▶ Material to process
+--

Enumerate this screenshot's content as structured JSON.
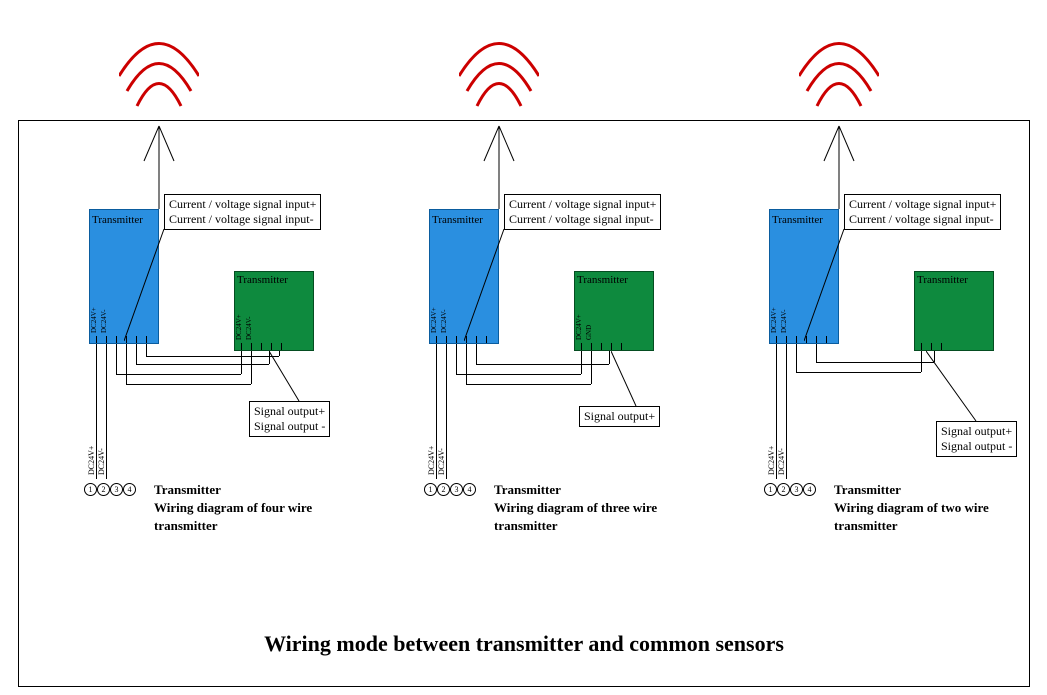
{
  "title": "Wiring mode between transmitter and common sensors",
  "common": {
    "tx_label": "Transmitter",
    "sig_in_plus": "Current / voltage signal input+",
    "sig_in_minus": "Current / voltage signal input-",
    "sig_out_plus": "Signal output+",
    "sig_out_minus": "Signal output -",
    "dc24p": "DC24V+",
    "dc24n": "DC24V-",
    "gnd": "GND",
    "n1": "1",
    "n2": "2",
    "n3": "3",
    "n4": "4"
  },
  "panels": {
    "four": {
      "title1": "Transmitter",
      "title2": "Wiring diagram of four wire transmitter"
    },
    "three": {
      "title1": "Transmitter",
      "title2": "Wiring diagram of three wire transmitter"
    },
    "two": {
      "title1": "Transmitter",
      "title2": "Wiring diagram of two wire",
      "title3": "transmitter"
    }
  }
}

+--

▶ Prompt
Reproduce all of the data exactly; the pictures do not belong in the copy.

▶ Answer
Enumerate this screenshot's content as structured JSON.
{
  "title": "Wiring mode between transmitter and common sensors",
  "common": {
    "tx_label": "Transmitter",
    "sig_in_plus": "Current / voltage signal input+",
    "sig_in_minus": "Current / voltage signal input-",
    "sig_out_plus": "Signal output+",
    "sig_out_minus": "Signal output -",
    "dc24p": "DC24V+",
    "dc24n": "DC24V-",
    "gnd": "GND",
    "n1": "1",
    "n2": "2",
    "n3": "3",
    "n4": "4"
  },
  "panels": {
    "four": {
      "title1": "Transmitter",
      "title2": "Wiring diagram of four wire transmitter"
    },
    "three": {
      "title1": "Transmitter",
      "title2": "Wiring diagram of three wire transmitter"
    },
    "two": {
      "title1": "Transmitter",
      "title2": "Wiring diagram of two wire",
      "title3": "transmitter"
    }
  }
}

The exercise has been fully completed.